THE PROBLEM | Pick out and copy every line below that has the word "name".

DATA IN THIS EXERCISE |
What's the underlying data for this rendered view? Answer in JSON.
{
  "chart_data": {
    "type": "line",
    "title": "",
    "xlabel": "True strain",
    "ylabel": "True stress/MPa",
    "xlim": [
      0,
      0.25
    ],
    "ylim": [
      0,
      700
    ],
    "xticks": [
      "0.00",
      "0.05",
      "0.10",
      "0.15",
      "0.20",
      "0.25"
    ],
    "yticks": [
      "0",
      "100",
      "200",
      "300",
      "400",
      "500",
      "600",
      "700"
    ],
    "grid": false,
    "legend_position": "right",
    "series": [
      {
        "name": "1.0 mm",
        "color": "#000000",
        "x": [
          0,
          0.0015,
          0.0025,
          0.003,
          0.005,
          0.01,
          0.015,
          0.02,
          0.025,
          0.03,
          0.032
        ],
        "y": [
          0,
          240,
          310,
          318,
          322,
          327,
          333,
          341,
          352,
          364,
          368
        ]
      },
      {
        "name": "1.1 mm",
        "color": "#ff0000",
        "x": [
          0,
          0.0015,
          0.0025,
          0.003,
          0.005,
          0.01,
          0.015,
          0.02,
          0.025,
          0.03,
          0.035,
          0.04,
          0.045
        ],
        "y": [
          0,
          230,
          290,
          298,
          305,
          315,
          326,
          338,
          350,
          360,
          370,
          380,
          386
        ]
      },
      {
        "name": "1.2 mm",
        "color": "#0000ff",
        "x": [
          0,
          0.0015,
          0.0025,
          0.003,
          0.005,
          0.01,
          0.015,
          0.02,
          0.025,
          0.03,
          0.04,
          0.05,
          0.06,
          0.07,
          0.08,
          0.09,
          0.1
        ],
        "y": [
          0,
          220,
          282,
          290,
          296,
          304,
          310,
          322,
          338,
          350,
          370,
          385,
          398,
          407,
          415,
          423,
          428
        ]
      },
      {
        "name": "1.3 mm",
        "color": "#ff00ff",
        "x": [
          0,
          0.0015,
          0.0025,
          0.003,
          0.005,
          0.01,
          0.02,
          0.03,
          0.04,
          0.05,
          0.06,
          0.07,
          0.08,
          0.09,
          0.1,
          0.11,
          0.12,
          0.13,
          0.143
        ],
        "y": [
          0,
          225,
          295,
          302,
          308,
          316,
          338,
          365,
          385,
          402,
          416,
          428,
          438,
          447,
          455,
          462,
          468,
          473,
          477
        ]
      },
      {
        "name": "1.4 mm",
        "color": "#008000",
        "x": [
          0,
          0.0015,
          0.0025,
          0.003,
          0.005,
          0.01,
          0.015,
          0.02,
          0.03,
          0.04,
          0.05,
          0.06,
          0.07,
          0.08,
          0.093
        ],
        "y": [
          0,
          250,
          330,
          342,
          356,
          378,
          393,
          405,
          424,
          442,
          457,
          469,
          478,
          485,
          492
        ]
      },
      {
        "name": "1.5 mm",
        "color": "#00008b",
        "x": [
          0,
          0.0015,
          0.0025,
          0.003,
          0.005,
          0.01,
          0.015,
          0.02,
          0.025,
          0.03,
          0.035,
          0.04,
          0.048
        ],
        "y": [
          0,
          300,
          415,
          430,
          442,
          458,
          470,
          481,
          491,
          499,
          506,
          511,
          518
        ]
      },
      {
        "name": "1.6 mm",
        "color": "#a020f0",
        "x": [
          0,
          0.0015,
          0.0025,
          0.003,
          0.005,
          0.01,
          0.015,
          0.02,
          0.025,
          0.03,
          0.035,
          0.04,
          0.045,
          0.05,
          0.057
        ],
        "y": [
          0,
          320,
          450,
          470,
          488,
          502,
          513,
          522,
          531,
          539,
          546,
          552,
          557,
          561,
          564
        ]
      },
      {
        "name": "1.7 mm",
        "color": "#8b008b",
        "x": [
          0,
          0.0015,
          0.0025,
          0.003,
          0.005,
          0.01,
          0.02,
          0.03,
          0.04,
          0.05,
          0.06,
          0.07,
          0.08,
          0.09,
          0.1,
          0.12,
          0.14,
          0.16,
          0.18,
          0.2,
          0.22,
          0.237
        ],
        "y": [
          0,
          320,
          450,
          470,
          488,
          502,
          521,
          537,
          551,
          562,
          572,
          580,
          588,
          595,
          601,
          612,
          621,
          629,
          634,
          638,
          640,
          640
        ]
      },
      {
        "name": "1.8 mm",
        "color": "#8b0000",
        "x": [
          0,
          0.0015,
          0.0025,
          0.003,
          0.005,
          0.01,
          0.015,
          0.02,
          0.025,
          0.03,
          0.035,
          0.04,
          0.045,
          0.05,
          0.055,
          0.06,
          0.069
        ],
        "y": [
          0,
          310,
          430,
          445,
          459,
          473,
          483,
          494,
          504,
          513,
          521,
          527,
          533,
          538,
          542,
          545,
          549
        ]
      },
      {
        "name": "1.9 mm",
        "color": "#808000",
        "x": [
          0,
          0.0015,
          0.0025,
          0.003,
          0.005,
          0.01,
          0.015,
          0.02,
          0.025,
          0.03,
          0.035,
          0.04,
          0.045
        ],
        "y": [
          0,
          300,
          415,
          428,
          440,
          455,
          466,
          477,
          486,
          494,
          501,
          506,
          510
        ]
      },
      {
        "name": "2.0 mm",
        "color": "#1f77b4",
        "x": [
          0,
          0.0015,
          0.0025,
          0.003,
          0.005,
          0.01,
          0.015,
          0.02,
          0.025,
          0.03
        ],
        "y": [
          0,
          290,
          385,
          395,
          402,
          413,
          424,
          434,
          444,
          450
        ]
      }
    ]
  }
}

EXPECTED ANSWER |
        "name": "1.0 mm",
        "name": "1.1 mm",
        "name": "1.2 mm",
        "name": "1.3 mm",
        "name": "1.4 mm",
        "name": "1.5 mm",
        "name": "1.6 mm",
        "name": "1.7 mm",
        "name": "1.8 mm",
        "name": "1.9 mm",
        "name": "2.0 mm",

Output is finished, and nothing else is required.